[Stored data]

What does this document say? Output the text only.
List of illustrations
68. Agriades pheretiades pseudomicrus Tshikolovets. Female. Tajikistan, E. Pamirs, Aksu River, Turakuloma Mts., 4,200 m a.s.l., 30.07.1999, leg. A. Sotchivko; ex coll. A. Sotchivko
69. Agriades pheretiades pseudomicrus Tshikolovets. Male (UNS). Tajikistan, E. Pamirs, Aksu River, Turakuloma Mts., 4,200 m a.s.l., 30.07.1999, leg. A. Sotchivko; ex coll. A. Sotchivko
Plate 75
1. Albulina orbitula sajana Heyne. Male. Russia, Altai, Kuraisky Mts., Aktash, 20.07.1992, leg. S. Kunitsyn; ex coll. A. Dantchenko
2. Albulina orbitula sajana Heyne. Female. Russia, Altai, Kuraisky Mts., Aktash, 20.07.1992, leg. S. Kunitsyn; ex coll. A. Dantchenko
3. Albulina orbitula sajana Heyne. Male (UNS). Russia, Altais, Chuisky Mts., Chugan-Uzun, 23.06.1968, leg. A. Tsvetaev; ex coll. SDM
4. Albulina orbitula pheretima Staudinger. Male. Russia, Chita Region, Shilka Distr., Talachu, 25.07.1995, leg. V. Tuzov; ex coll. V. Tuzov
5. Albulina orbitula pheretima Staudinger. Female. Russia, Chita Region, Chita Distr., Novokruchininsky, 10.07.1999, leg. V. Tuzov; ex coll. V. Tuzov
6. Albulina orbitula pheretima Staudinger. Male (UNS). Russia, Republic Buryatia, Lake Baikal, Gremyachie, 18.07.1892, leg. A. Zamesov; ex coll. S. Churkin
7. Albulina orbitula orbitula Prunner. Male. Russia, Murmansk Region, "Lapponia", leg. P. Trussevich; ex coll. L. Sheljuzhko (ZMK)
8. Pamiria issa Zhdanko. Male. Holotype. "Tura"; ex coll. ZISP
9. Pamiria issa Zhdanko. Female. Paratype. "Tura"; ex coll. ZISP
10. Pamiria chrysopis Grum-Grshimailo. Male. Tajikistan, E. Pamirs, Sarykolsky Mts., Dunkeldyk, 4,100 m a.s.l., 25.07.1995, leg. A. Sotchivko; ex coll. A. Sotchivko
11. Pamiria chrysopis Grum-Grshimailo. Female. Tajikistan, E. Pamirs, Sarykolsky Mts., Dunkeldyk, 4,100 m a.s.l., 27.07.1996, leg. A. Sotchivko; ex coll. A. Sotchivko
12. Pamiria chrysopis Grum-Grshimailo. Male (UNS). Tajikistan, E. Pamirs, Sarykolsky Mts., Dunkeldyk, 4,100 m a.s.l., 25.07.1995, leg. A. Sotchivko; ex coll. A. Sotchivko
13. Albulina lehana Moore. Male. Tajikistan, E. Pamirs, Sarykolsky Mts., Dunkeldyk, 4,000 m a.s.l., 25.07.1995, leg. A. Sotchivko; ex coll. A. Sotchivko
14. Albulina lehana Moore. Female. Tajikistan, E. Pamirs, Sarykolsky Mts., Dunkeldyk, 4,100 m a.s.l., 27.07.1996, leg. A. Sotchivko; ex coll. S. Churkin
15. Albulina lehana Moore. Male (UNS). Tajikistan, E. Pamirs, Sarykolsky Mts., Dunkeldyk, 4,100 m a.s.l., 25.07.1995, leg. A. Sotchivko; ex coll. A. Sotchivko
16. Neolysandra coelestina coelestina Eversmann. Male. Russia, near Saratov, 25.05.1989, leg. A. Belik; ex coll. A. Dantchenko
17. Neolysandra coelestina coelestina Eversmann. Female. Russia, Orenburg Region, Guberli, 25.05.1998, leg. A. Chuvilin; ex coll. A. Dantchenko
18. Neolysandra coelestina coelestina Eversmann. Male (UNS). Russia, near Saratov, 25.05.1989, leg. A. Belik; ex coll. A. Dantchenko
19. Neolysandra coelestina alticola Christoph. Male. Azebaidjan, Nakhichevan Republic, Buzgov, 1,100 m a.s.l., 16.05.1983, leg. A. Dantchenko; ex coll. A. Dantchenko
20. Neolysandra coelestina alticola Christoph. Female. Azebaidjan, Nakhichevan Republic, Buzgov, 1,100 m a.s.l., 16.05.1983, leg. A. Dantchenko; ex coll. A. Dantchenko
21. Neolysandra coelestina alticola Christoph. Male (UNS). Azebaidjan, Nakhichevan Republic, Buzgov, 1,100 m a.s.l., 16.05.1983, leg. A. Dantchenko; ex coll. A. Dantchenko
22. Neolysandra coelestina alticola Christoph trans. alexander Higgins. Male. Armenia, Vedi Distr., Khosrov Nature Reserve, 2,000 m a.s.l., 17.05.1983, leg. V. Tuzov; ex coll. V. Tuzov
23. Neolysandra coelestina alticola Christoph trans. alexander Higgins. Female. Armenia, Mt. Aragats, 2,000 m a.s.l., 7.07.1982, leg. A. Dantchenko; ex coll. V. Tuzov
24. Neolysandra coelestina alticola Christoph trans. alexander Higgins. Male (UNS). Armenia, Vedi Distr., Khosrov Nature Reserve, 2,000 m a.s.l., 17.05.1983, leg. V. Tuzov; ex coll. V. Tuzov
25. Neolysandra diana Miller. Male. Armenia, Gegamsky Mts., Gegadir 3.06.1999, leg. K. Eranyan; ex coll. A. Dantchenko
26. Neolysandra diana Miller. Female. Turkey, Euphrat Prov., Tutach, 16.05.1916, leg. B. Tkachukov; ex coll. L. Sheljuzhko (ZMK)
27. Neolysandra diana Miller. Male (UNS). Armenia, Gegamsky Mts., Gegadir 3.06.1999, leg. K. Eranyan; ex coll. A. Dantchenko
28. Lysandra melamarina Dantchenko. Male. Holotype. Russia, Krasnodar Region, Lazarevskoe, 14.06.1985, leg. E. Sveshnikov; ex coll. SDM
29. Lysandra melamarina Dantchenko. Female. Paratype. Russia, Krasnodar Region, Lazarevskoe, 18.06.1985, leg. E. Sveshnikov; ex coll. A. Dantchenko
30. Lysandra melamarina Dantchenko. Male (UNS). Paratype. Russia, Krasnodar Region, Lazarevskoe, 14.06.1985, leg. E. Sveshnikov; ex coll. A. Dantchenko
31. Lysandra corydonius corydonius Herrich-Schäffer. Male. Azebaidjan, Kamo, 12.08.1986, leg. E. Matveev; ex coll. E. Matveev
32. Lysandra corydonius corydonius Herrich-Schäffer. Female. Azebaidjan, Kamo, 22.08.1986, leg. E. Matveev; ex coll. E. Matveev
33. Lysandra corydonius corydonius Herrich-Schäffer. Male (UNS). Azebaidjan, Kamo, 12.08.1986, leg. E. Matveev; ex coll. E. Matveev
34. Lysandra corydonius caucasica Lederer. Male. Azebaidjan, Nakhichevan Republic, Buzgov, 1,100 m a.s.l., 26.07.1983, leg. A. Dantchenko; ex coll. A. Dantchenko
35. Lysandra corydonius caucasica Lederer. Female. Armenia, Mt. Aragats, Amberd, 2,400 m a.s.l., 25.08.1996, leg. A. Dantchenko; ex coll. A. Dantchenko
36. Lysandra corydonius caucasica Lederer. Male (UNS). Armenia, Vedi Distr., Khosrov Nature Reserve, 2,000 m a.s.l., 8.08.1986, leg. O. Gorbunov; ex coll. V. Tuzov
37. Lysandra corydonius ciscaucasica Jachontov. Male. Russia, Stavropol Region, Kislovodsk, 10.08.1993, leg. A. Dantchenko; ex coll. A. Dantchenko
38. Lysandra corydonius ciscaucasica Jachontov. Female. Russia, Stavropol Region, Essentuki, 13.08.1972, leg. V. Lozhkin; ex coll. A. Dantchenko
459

> Task description
Filter the records above for "sajana" and copy every matching line.

> Complete answer
1. Albulina orbitula sajana Heyne. Male. Russia, Altai, Kuraisky Mts., Aktash, 20.07.1992, leg. S. Kunitsyn; ex coll. A. Dantchenko
2. Albulina orbitula sajana Heyne. Female. Russia, Altai, Kuraisky Mts., Aktash, 20.07.1992, leg. S. Kunitsyn; ex coll. A. Dantchenko
3. Albulina orbitula sajana Heyne. Male (UNS). Russia, Altais, Chuisky Mts., Chugan-Uzun, 23.06.1968, leg. A. Tsvetaev; ex coll. SDM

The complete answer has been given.